* [SHORT PROBLEM]:
Gather up the lines with the word "Indy" in them.

## START EXTRACTED ENTRIES

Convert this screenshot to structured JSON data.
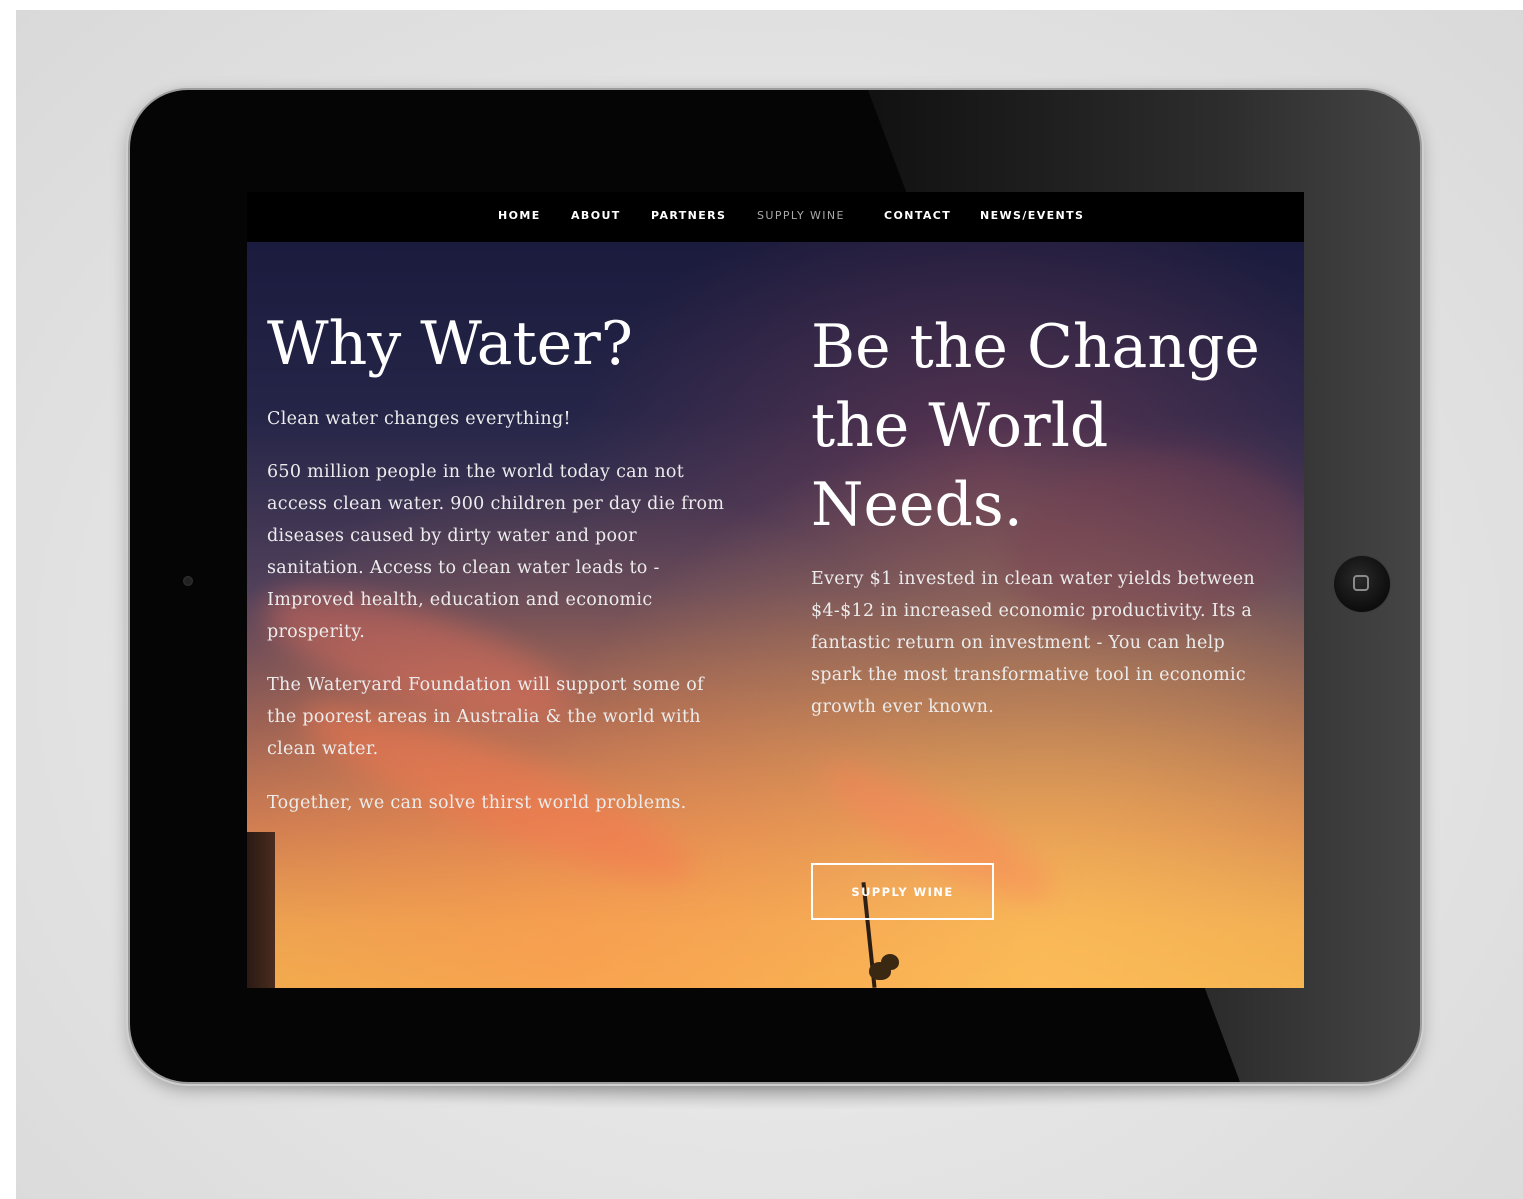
{
  "nav": {
    "items": [
      {
        "label": "HOME"
      },
      {
        "label": "ABOUT"
      },
      {
        "label": "PARTNERS"
      },
      {
        "label": "SUPPLY WINE",
        "active": true
      },
      {
        "label": "CONTACT"
      },
      {
        "label": "NEWS/EVENTS"
      }
    ]
  },
  "left": {
    "heading": "Why Water?",
    "tagline": "Clean water changes everything!",
    "paragraph1_lines": [
      "650 million people in the world today can not",
      "access clean water. 900 children per day die from",
      "diseases caused by dirty water and poor",
      "sanitation. Access to clean water leads to -",
      "Improved health, education and economic",
      "prosperity."
    ],
    "paragraph2_lines": [
      "The Wateryard Foundation will support some of",
      "the poorest areas in Australia & the world with",
      "clean water."
    ],
    "paragraph3": "Together, we can solve thirst world problems."
  },
  "right": {
    "heading_lines": [
      "Be the Change",
      "the World",
      "Needs."
    ],
    "paragraph_lines": [
      "Every $1 invested in clean water yields between",
      "$4-$12 in increased economic productivity. Its a",
      "fantastic return on investment - You can help",
      "spark the most transformative tool in economic",
      "growth ever known."
    ],
    "button_label": "SUPPLY WINE"
  },
  "colors": {
    "nav_background": "#000000",
    "nav_active": "#a9a9a9",
    "text": "#ffffff",
    "device_bezel": "#050505"
  }
}
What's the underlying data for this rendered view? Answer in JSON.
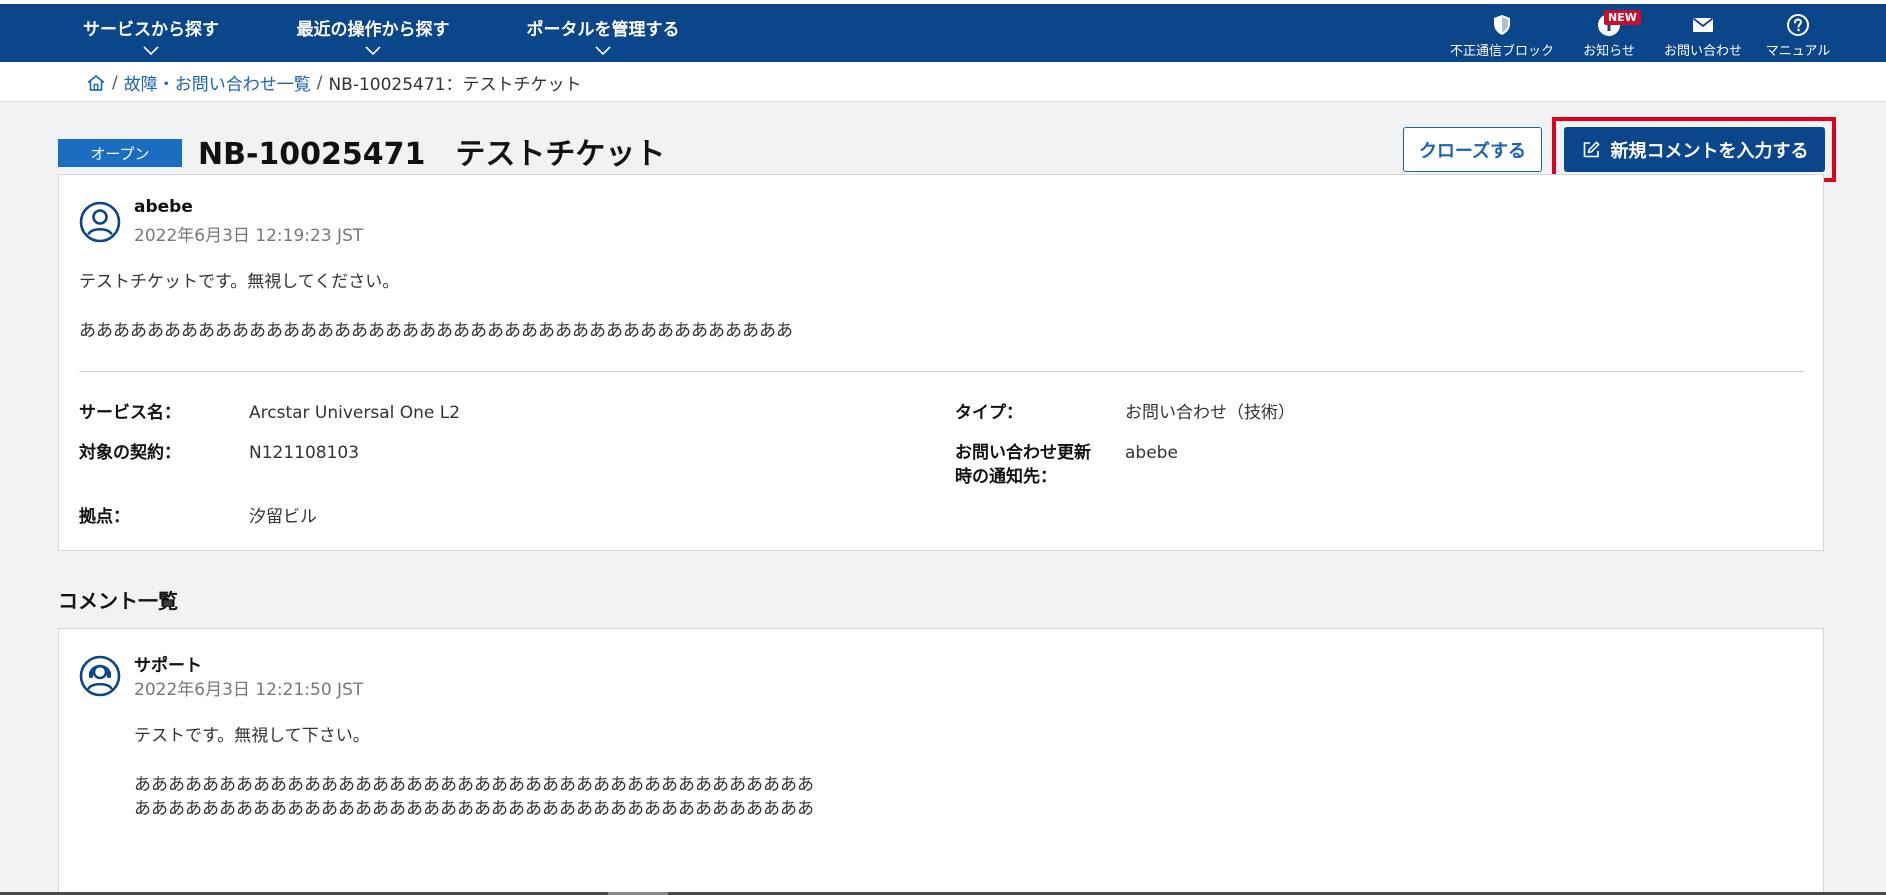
{
  "nav": {
    "menus": [
      {
        "label": "サービスから探す"
      },
      {
        "label": "最近の操作から探す"
      },
      {
        "label": "ポータルを管理する"
      }
    ],
    "tools": [
      {
        "label": "不正通信ブロック",
        "icon": "shield-icon"
      },
      {
        "label": "お知らせ",
        "icon": "info-icon",
        "badge": "NEW"
      },
      {
        "label": "お問い合わせ",
        "icon": "mail-icon"
      },
      {
        "label": "マニュアル",
        "icon": "help-icon"
      }
    ]
  },
  "breadcrumb": {
    "sep": "/",
    "link": "故障・お問い合わせ一覧",
    "current": "NB-10025471：テストチケット"
  },
  "ticket": {
    "status": "オープン",
    "title": "NB-10025471　テストチケット",
    "close_label": "クローズする",
    "new_comment_label": "新規コメントを入力する",
    "author": "abebe",
    "timestamp": "2022年6月3日 12:19:23 JST",
    "body_line1": "テストチケットです。無視してください。",
    "body_line2": "ああああああああああああああああああああああああああああああああああああああああああ",
    "fields": {
      "service_label": "サービス名：",
      "service_value": "Arcstar Universal One L2",
      "contract_label": "対象の契約：",
      "contract_value": "N121108103",
      "site_label": "拠点：",
      "site_value": "汐留ビル",
      "type_label": "タイプ：",
      "type_value": "お問い合わせ（技術）",
      "notify_label_line1": "お問い合わせ更新",
      "notify_label_line2": "時の通知先：",
      "notify_value": "abebe"
    }
  },
  "comments": {
    "section_title": "コメント一覧",
    "items": [
      {
        "author": "サポート",
        "timestamp": "2022年6月3日 12:21:50 JST",
        "line1": "テストです。無視して下さい。",
        "line2": "ああああああああああああああああああああああああああああああああああああああああ",
        "line3": "ああああああああああああああああああああああああああああああああああああああああ"
      }
    ]
  },
  "colors": {
    "nav_bg": "#0b468a",
    "accent": "#1b62b3",
    "status_tag": "#1b6dc1",
    "highlight": "#e0001b",
    "badge": "#c8102e"
  }
}
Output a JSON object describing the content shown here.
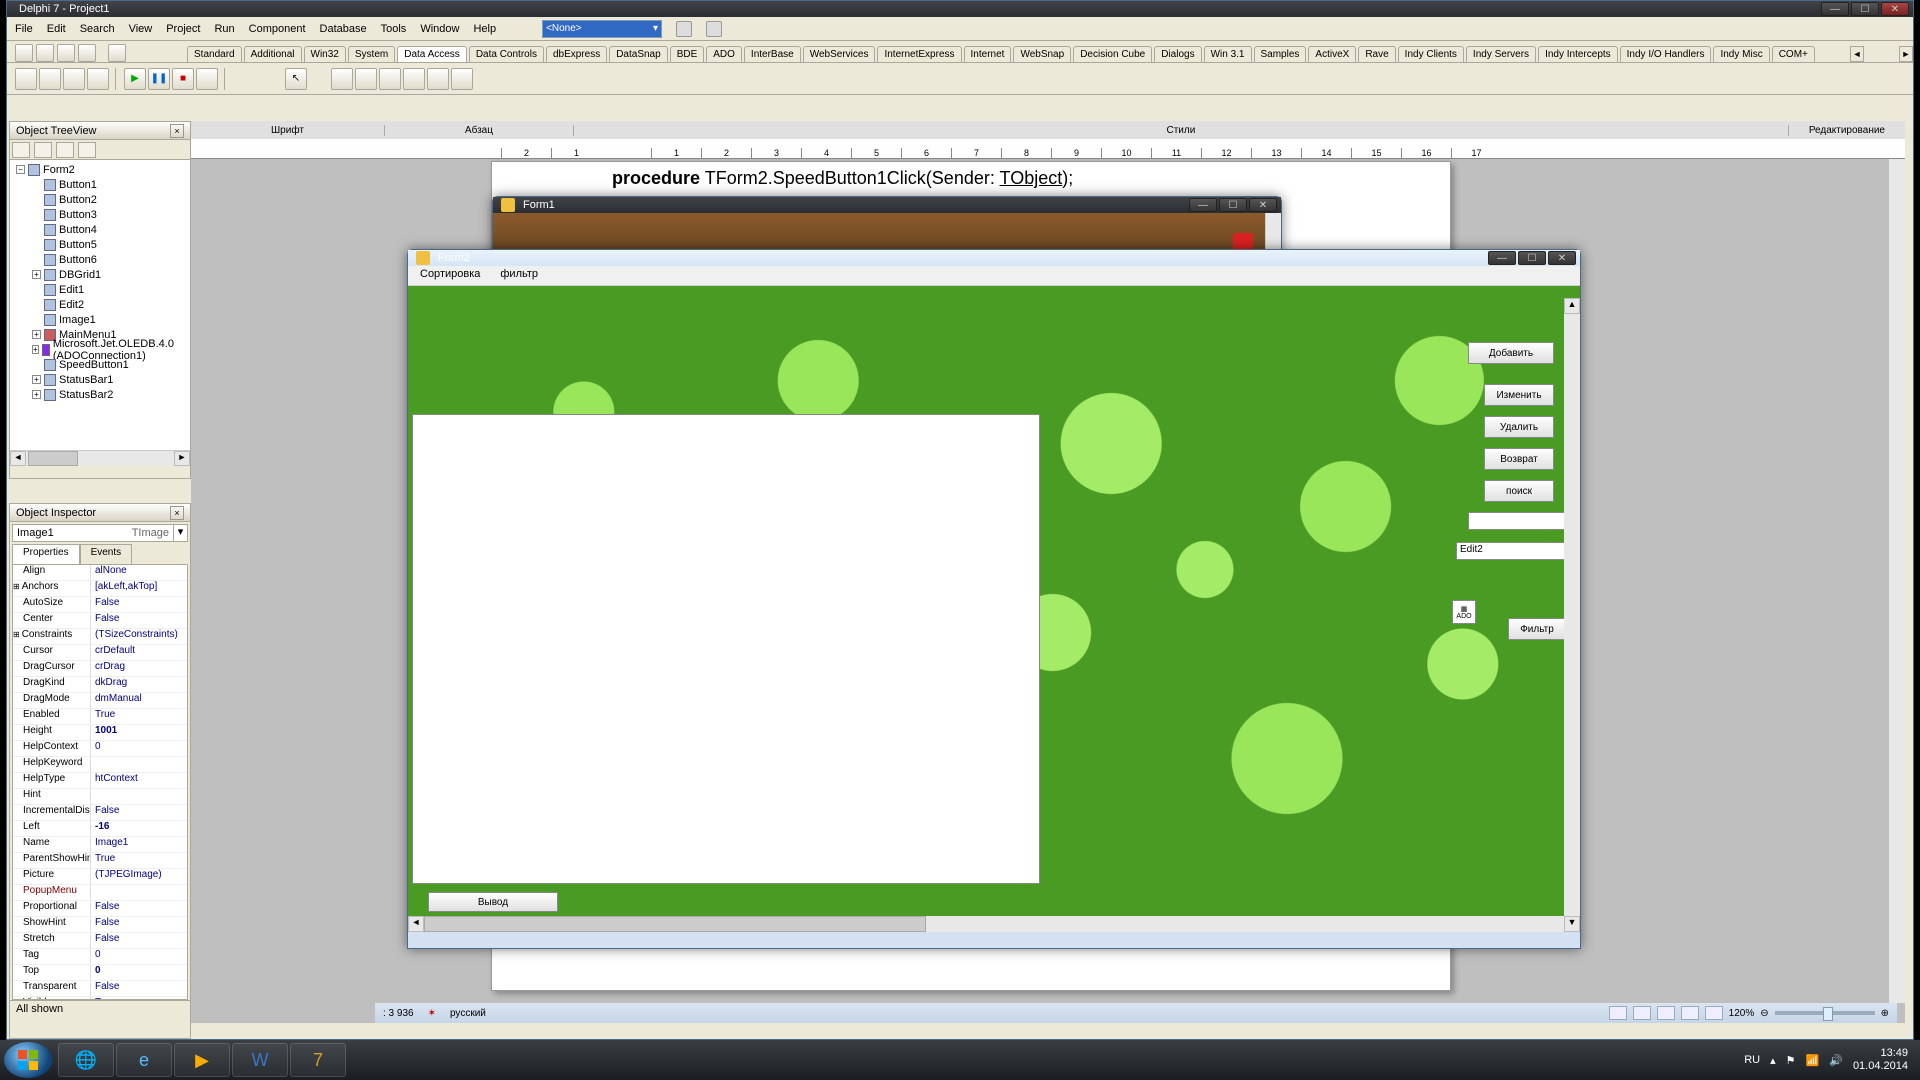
{
  "window": {
    "title": "Delphi 7 - Project1"
  },
  "menu": [
    "File",
    "Edit",
    "Search",
    "View",
    "Project",
    "Run",
    "Component",
    "Database",
    "Tools",
    "Window",
    "Help"
  ],
  "combo_value": "<None>",
  "palette_tabs": [
    "Standard",
    "Additional",
    "Win32",
    "System",
    "Data Access",
    "Data Controls",
    "dbExpress",
    "DataSnap",
    "BDE",
    "ADO",
    "InterBase",
    "WebServices",
    "InternetExpress",
    "Internet",
    "WebSnap",
    "Decision Cube",
    "Dialogs",
    "Win 3.1",
    "Samples",
    "ActiveX",
    "Rave",
    "Indy Clients",
    "Indy Servers",
    "Indy Intercepts",
    "Indy I/O Handlers",
    "Indy Misc",
    "COM+"
  ],
  "active_palette_tab": "Data Access",
  "sectionbar": {
    "font": "Шрифт",
    "para": "Абзац",
    "styles": "Стили",
    "edit": "Редактирование"
  },
  "code_line": {
    "kw": "procedure",
    "rest1": " TForm2.SpeedButton1Click(Sender: ",
    "cls": "TObject",
    "rest2": ");"
  },
  "treeview": {
    "title": "Object TreeView",
    "root": "Form2",
    "items": [
      "Button1",
      "Button2",
      "Button3",
      "Button4",
      "Button5",
      "Button6",
      "DBGrid1",
      "Edit1",
      "Edit2",
      "Image1",
      "MainMenu1",
      "Microsoft.Jet.OLEDB.4.0 (ADOConnection1)",
      "SpeedButton1",
      "StatusBar1",
      "StatusBar2"
    ]
  },
  "inspector": {
    "title": "Object Inspector",
    "component": "Image1",
    "ctype": "TImage",
    "tabs": [
      "Properties",
      "Events"
    ],
    "active_tab": "Properties",
    "props": [
      {
        "n": "Align",
        "v": "alNone"
      },
      {
        "n": "Anchors",
        "v": "[akLeft,akTop]",
        "ex": true
      },
      {
        "n": "AutoSize",
        "v": "False"
      },
      {
        "n": "Center",
        "v": "False"
      },
      {
        "n": "Constraints",
        "v": "(TSizeConstraints)",
        "ex": true
      },
      {
        "n": "Cursor",
        "v": "crDefault"
      },
      {
        "n": "DragCursor",
        "v": "crDrag"
      },
      {
        "n": "DragKind",
        "v": "dkDrag"
      },
      {
        "n": "DragMode",
        "v": "dmManual"
      },
      {
        "n": "Enabled",
        "v": "True"
      },
      {
        "n": "Height",
        "v": "1001",
        "bold": true
      },
      {
        "n": "HelpContext",
        "v": "0"
      },
      {
        "n": "HelpKeyword",
        "v": ""
      },
      {
        "n": "HelpType",
        "v": "htContext"
      },
      {
        "n": "Hint",
        "v": ""
      },
      {
        "n": "IncrementalDisplay",
        "v": "False"
      },
      {
        "n": "Left",
        "v": "-16",
        "bold": true
      },
      {
        "n": "Name",
        "v": "Image1"
      },
      {
        "n": "ParentShowHint",
        "v": "True"
      },
      {
        "n": "Picture",
        "v": "(TJPEGImage)"
      },
      {
        "n": "PopupMenu",
        "v": "",
        "red": true
      },
      {
        "n": "Proportional",
        "v": "False"
      },
      {
        "n": "ShowHint",
        "v": "False"
      },
      {
        "n": "Stretch",
        "v": "False"
      },
      {
        "n": "Tag",
        "v": "0"
      },
      {
        "n": "Top",
        "v": "0",
        "bold": true
      },
      {
        "n": "Transparent",
        "v": "False"
      },
      {
        "n": "Visible",
        "v": "True"
      }
    ],
    "footer": "All shown"
  },
  "form1": {
    "title": "Form1"
  },
  "form2": {
    "title": "Form2",
    "menu": [
      "Сортировка",
      "фильтр"
    ],
    "buttons": {
      "add": "Добавить",
      "edit": "Изменить",
      "del": "Удалить",
      "ret": "Возврат",
      "search": "поиск",
      "filter": "Фильтр",
      "exit": "Вывод"
    },
    "edit2_value": "Edit2",
    "ado_label": "ADO"
  },
  "wordstatus": {
    "words_label": ": 3 936",
    "lang": "русский",
    "zoom": "120%",
    "lang_ic": "RU"
  },
  "ruler": [
    "2",
    "1",
    "",
    "1",
    "2",
    "3",
    "4",
    "5",
    "6",
    "7",
    "8",
    "9",
    "10",
    "11",
    "12",
    "13",
    "14",
    "15",
    "16",
    "17"
  ],
  "tray": {
    "lang": "RU",
    "time": "13:49",
    "date": "01.04.2014"
  }
}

## END EXTRACTED ENTRIES

* [SOLUTION BELOW]:
    "Indy Clients",
    "Indy Servers",
    "Indy Intercepts",
    "Indy I/O Handlers",
    "Indy Misc",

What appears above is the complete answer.